▸ **What to produce**
Return all lines in the material below that contain "λίθου".
Start of Entries
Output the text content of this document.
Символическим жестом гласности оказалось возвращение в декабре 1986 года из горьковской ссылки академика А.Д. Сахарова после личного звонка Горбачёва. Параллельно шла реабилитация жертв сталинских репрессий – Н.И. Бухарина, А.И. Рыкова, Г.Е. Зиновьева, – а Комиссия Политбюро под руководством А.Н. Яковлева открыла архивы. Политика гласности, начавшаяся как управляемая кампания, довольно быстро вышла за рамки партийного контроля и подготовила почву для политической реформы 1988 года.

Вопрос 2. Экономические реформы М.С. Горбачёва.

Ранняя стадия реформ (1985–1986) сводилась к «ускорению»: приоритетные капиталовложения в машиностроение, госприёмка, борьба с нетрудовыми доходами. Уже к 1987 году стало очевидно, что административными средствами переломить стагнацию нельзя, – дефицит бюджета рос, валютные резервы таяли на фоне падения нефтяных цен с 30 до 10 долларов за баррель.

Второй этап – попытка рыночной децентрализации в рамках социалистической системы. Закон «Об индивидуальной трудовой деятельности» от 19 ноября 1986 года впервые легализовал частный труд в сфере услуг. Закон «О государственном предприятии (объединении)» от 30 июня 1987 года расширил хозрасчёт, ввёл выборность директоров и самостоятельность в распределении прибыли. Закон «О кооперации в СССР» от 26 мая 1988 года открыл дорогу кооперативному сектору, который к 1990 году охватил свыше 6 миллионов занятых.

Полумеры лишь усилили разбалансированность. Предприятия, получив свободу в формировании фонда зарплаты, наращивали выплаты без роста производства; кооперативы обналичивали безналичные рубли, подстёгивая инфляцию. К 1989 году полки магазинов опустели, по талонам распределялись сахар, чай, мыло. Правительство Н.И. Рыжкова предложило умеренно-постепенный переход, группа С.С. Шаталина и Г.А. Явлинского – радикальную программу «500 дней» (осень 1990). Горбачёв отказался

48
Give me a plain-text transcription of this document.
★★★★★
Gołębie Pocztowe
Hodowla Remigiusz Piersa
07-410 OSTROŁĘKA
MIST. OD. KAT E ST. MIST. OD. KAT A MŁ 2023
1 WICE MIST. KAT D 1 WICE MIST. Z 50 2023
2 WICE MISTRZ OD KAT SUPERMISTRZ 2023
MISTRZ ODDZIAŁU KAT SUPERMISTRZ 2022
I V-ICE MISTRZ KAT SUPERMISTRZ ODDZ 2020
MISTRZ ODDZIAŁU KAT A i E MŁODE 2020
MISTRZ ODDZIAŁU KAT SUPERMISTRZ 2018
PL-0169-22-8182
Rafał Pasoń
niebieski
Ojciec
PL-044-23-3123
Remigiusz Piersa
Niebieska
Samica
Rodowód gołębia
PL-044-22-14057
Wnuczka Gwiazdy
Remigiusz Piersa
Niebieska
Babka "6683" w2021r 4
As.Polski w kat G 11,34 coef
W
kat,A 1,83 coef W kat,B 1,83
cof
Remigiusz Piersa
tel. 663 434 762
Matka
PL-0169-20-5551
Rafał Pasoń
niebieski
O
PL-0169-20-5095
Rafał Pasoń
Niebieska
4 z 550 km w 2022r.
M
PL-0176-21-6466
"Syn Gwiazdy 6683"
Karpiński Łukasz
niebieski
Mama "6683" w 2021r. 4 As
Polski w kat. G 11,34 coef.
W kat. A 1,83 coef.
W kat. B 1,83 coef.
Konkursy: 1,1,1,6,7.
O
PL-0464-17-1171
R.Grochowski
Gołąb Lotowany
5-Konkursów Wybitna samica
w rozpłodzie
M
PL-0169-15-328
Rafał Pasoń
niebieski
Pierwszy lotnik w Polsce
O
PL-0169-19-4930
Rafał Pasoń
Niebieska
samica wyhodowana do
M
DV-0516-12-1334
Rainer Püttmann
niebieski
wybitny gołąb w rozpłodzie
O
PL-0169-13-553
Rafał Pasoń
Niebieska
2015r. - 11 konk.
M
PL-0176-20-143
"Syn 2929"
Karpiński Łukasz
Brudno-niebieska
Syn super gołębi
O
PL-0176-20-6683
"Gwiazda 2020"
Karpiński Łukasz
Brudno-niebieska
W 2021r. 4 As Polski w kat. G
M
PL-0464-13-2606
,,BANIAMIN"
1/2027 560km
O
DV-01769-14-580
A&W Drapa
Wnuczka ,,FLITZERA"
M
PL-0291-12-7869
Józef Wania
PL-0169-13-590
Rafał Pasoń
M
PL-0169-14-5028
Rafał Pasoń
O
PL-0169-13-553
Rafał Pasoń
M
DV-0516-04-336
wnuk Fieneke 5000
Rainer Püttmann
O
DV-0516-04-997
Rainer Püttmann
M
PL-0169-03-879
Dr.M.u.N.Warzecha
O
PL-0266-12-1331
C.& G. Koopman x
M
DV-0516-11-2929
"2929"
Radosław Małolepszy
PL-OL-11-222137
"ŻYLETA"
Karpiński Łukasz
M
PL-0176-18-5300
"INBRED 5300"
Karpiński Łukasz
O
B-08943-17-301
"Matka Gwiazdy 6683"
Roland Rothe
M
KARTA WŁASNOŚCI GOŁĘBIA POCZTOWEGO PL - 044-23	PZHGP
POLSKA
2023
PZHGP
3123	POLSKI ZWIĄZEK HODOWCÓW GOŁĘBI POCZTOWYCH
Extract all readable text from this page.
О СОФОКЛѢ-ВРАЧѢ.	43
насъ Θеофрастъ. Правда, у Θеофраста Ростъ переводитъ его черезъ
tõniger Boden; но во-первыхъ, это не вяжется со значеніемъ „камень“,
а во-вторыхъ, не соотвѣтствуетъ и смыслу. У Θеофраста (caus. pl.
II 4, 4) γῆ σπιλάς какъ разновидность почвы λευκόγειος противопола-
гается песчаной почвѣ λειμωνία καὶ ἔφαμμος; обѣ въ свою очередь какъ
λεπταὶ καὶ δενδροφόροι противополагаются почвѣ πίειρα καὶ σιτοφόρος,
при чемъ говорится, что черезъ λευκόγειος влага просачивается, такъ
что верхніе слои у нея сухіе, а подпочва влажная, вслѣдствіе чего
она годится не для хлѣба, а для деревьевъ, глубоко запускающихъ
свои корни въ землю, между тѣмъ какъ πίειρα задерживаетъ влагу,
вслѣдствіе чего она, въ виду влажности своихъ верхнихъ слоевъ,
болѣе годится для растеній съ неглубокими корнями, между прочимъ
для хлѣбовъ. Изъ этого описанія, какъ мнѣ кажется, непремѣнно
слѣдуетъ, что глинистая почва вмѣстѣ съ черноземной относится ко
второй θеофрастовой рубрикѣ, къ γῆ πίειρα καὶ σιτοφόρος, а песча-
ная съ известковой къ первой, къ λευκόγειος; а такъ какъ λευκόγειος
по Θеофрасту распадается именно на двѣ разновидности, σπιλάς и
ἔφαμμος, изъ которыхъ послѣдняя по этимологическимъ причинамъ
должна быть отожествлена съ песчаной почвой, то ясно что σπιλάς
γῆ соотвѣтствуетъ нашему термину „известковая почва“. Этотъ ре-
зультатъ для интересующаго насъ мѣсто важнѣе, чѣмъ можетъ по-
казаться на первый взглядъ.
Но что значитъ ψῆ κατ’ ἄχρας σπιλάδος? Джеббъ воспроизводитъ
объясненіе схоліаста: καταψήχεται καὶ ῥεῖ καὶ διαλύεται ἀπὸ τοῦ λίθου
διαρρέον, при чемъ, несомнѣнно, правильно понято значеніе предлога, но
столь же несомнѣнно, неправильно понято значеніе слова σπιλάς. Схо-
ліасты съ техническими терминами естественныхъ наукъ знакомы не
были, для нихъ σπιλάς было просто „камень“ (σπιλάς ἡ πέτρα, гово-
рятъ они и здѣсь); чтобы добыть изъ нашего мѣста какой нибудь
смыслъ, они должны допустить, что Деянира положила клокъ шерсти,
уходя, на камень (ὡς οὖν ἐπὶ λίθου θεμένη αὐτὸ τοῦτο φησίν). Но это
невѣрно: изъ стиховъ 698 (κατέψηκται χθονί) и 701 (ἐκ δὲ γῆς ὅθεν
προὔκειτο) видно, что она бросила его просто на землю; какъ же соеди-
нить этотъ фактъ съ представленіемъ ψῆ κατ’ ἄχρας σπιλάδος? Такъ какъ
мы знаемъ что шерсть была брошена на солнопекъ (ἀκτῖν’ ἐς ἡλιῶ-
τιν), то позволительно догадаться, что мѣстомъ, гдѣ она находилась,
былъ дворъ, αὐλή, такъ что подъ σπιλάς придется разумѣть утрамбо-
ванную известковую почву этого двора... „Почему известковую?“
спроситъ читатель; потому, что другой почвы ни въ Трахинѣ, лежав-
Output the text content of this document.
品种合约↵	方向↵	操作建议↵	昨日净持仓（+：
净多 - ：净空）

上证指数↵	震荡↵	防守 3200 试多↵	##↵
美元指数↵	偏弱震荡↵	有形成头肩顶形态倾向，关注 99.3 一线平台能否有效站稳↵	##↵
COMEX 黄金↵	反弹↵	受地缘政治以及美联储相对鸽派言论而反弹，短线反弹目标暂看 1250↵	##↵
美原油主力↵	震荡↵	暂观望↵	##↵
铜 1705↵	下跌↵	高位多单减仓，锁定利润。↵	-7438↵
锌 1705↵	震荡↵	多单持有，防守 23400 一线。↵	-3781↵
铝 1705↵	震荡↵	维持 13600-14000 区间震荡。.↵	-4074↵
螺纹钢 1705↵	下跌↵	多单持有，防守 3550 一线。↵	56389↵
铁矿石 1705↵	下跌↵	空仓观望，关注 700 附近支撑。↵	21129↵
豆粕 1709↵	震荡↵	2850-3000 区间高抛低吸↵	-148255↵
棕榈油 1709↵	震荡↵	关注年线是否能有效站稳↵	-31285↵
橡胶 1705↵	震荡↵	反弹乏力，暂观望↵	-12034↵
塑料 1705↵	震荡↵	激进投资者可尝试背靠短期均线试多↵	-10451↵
End of Entries
▸ **Finished exercise**
объясненіе схоліаста: καταψήχεται καὶ ῥεῖ καὶ διαλύεται ἀπὸ τοῦ λίθου
уходя, на камень (ὡς οὖν ἐπὶ λίθου θεμένη αὐτὸ τοῦτο φησίν). Но это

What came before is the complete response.